Transcribe the material below exactly as it appears.

INPUT –

++++++++

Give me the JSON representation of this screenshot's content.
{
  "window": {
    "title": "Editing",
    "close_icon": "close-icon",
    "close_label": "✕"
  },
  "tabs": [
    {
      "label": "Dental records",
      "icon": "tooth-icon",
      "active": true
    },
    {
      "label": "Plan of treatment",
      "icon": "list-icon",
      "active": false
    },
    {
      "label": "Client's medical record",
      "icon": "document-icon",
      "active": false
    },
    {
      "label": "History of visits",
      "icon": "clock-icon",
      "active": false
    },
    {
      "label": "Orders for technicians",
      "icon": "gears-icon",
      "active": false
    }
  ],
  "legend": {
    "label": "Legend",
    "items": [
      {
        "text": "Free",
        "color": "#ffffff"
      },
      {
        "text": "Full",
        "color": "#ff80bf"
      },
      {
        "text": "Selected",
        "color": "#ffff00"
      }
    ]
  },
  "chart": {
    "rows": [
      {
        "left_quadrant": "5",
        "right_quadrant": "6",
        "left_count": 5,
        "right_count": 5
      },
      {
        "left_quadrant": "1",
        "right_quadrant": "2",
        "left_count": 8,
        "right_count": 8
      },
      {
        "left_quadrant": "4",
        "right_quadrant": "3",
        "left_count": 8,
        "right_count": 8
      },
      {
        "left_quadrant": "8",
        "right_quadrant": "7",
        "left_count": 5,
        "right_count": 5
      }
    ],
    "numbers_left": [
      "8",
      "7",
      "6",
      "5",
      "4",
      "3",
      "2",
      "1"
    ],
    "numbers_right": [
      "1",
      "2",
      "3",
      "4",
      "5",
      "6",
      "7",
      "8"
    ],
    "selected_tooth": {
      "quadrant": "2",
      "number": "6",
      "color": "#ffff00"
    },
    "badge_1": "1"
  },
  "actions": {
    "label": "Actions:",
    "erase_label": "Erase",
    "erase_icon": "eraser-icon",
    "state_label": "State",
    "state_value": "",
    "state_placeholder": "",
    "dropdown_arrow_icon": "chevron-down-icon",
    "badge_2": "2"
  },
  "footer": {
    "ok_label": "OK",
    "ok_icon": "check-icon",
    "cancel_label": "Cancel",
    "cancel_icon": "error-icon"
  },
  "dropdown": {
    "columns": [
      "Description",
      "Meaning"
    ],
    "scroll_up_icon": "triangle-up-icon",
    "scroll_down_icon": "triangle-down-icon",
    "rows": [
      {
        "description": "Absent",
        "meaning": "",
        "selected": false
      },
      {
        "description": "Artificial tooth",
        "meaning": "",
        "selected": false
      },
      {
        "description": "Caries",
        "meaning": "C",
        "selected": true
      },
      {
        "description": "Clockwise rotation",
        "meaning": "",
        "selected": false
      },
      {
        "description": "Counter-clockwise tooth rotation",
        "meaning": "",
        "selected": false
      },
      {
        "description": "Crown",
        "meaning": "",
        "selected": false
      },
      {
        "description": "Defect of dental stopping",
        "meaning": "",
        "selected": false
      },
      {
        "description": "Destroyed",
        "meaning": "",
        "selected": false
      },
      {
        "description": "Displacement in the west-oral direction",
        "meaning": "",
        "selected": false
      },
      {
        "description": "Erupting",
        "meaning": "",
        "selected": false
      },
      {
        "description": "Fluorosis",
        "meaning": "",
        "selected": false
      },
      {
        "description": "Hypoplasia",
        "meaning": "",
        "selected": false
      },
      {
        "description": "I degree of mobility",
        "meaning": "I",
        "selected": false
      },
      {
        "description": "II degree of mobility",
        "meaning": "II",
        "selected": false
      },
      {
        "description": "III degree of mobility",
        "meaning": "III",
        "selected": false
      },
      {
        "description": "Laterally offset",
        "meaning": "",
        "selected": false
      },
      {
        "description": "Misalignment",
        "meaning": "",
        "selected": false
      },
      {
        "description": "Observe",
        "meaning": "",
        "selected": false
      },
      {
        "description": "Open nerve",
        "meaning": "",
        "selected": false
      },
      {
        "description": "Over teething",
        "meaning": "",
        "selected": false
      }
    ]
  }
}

++++++++

TASK RESULT –
Give me the JSON representation of this screenshot's content.
{
  "window": {
    "title": "Editing",
    "close_icon": "close-icon",
    "close_label": "✕"
  },
  "tabs": [
    {
      "label": "Dental records",
      "icon": "tooth-icon",
      "active": true
    },
    {
      "label": "Plan of treatment",
      "icon": "list-icon",
      "active": false
    },
    {
      "label": "Client's medical record",
      "icon": "document-icon",
      "active": false
    },
    {
      "label": "History of visits",
      "icon": "clock-icon",
      "active": false
    },
    {
      "label": "Orders for technicians",
      "icon": "gears-icon",
      "active": false
    }
  ],
  "legend": {
    "label": "Legend",
    "items": [
      {
        "text": "Free",
        "color": "#ffffff"
      },
      {
        "text": "Full",
        "color": "#ff80bf"
      },
      {
        "text": "Selected",
        "color": "#ffff00"
      }
    ]
  },
  "chart": {
    "rows": [
      {
        "left_quadrant": "5",
        "right_quadrant": "6",
        "left_count": 5,
        "right_count": 5
      },
      {
        "left_quadrant": "1",
        "right_quadrant": "2",
        "left_count": 8,
        "right_count": 8
      },
      {
        "left_quadrant": "4",
        "right_quadrant": "3",
        "left_count": 8,
        "right_count": 8
      },
      {
        "left_quadrant": "8",
        "right_quadrant": "7",
        "left_count": 5,
        "right_count": 5
      }
    ],
    "numbers_left": [
      "8",
      "7",
      "6",
      "5",
      "4",
      "3",
      "2",
      "1"
    ],
    "numbers_right": [
      "1",
      "2",
      "3",
      "4",
      "5",
      "6",
      "7",
      "8"
    ],
    "selected_tooth": {
      "quadrant": "2",
      "number": "6",
      "color": "#ffff00"
    },
    "badge_1": "1"
  },
  "actions": {
    "label": "Actions:",
    "erase_label": "Erase",
    "erase_icon": "eraser-icon",
    "state_label": "State",
    "state_value": "",
    "state_placeholder": "",
    "dropdown_arrow_icon": "chevron-down-icon",
    "badge_2": "2"
  },
  "footer": {
    "ok_label": "OK",
    "ok_icon": "check-icon",
    "cancel_label": "Cancel",
    "cancel_icon": "error-icon"
  },
  "dropdown": {
    "columns": [
      "Description",
      "Meaning"
    ],
    "scroll_up_icon": "triangle-up-icon",
    "scroll_down_icon": "triangle-down-icon",
    "rows": [
      {
        "description": "Absent",
        "meaning": "",
        "selected": false
      },
      {
        "description": "Artificial tooth",
        "meaning": "",
        "selected": false
      },
      {
        "description": "Caries",
        "meaning": "C",
        "selected": true
      },
      {
        "description": "Clockwise rotation",
        "meaning": "",
        "selected": false
      },
      {
        "description": "Counter-clockwise tooth rotation",
        "meaning": "",
        "selected": false
      },
      {
        "description": "Crown",
        "meaning": "",
        "selected": false
      },
      {
        "description": "Defect of dental stopping",
        "meaning": "",
        "selected": false
      },
      {
        "description": "Destroyed",
        "meaning": "",
        "selected": false
      },
      {
        "description": "Displacement in the west-oral direction",
        "meaning": "",
        "selected": false
      },
      {
        "description": "Erupting",
        "meaning": "",
        "selected": false
      },
      {
        "description": "Fluorosis",
        "meaning": "",
        "selected": false
      },
      {
        "description": "Hypoplasia",
        "meaning": "",
        "selected": false
      },
      {
        "description": "I degree of mobility",
        "meaning": "I",
        "selected": false
      },
      {
        "description": "II degree of mobility",
        "meaning": "II",
        "selected": false
      },
      {
        "description": "III degree of mobility",
        "meaning": "III",
        "selected": false
      },
      {
        "description": "Laterally offset",
        "meaning": "",
        "selected": false
      },
      {
        "description": "Misalignment",
        "meaning": "",
        "selected": false
      },
      {
        "description": "Observe",
        "meaning": "",
        "selected": false
      },
      {
        "description": "Open nerve",
        "meaning": "",
        "selected": false
      },
      {
        "description": "Over teething",
        "meaning": "",
        "selected": false
      }
    ]
  }
}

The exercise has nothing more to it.